> _OBJECTIF ÉNONCÉ_
Répondez aux questions suivantes à partir de l'extrait sur le droit de l'environnement :
(a) En quelle année Isidore Geoffroy Saint-Hilaire fonda-t-il la Société d'acclimatation ?
(b) Quel pays s'est doté d'un ministère de l'Environnement avant la France ?
(c) En quelle année la Charte de l'environnement de 2004 a-t-elle été intégrée au bloc de constitutionnalité ?

> _EXTRAIT DU TEXTE_
++++++++
Droit de l’environnement : Entre ambition normative et désarmement progressif
À l’occasion de la publication de la loi n° 2025-268 du 24 mars 2025 d’orientation pour la souveraineté alimentaire et le renouvellement des générations en agriculture, Maéva Lokhate s’interroge sur ce qu’elle nous dit du paradoxe du droit environnemental contemporain qui se fixe des objectifs ambitieux en se privant partiellement des moyens de les atteindre.

Longtemps en avance sur son temps, la France s’est imposée comme l’un des berceaux du droit de l’environnement, bien avant que ce dernier ne soit consacré à l’échelle européenne. Bien avant que le droit ne s’empare de l’écologie, la science en avait tracé les premiers sillons : en 1854, Isidore Geoffroy Saint-Hilaire fondait la Société d’acclimatation[1], amorçant une réflexion pionnière sur les rapports entre l’homme et la nature. Dès les années 1950, la prise de conscience écologique s’intensifie, jusqu’à donner naissance, en 1957, à la première loi française sur les réserves naturelles[2].
Après le traumatisme du naufrage du Torrey Canyon en 1967, la France engage une véritable transition normative. En 1971, elle devient le second pays au monde, après le Royaume-Uni, à se doter d’un ministère de l’Environnement[3] — un ministère que son premier titulaire, Robert Poujade, qualifiera lui-même de « ministère de l’Impossible »[4]. L’expression, prophétique, traduisait déjà l’ampleur des obstacles à venir.
Puis viendront la loi de 1976 sur la protection de la nature[5], l’amorce du Code de l’environnement en 1980, et surtout, l’intégration de la Charte de l’environnement de 2004 au bloc de constitutionnalité en 2005[6]. À travers les lois Grenelle I[7] et II[8], la loi Climat et Résilience[9], ou encore l’introduction du délit d’écocide[10], la France a souvent été à l’avant-garde, insufflant à l’Union européenne un esprit de vigilance et de responsabilité écologique.
++++++++
> _DONNÉES FOURNIES_
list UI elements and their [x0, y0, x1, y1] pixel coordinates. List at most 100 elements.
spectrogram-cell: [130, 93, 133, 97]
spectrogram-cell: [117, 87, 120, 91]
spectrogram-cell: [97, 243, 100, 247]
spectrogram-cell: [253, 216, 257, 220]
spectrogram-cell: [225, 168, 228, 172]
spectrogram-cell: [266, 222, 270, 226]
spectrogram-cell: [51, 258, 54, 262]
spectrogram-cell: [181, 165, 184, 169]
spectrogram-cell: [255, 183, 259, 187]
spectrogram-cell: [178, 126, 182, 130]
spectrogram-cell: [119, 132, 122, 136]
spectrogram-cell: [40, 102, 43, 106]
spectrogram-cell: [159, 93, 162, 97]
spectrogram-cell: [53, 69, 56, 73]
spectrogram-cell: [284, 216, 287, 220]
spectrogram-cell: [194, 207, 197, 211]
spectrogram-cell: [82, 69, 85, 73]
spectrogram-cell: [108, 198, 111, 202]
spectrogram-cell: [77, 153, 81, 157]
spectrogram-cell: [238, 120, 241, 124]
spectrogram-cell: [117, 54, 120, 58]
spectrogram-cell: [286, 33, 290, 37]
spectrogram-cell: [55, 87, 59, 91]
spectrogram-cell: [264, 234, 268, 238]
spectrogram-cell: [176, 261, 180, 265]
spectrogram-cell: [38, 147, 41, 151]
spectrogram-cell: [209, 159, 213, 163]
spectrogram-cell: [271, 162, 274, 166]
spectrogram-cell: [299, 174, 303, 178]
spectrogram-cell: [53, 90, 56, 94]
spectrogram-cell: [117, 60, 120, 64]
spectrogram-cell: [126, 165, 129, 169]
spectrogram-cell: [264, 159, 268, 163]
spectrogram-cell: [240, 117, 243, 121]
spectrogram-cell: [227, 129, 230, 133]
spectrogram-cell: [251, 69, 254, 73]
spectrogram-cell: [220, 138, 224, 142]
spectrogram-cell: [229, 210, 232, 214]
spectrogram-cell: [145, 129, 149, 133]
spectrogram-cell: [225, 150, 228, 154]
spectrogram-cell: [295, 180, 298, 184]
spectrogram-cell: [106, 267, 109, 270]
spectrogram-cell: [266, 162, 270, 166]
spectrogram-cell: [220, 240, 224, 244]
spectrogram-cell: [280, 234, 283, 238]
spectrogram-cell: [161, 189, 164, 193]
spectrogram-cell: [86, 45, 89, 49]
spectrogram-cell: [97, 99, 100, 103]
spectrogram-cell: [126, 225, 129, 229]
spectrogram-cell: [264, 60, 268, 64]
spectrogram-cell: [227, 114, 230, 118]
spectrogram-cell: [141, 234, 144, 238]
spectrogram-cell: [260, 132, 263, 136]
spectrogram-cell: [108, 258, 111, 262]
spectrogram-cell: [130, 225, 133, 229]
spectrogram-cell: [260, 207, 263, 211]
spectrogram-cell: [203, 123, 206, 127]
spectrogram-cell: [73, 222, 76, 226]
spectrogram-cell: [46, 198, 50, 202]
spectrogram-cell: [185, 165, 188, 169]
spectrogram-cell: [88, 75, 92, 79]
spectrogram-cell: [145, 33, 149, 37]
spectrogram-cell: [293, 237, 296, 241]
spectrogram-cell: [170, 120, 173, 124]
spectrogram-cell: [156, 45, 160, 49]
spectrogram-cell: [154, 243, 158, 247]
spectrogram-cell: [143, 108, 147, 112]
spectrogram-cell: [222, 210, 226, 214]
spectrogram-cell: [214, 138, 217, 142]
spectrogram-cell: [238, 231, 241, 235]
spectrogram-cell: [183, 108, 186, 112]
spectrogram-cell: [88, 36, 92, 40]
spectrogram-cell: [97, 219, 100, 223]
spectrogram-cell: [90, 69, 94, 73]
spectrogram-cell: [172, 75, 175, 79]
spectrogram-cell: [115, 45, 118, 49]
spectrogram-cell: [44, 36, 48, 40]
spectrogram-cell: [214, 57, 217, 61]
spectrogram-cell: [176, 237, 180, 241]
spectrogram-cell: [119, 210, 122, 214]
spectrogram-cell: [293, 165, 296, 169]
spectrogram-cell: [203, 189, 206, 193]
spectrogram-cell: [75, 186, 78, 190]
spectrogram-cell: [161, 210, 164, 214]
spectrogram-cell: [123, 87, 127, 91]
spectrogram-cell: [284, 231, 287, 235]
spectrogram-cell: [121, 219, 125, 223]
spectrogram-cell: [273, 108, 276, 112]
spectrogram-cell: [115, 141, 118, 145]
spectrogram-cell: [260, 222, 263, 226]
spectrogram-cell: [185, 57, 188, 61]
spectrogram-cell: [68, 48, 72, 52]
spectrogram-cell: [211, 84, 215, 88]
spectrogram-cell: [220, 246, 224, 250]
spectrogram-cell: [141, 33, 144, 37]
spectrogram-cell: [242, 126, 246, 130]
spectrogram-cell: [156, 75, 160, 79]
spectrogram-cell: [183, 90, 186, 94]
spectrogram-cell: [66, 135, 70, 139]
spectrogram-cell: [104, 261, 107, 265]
++++++++
> _CORRIGÉ COMPLET_
(a) En 1854.
(b) Le Royaume-Uni.
(c) En 2005.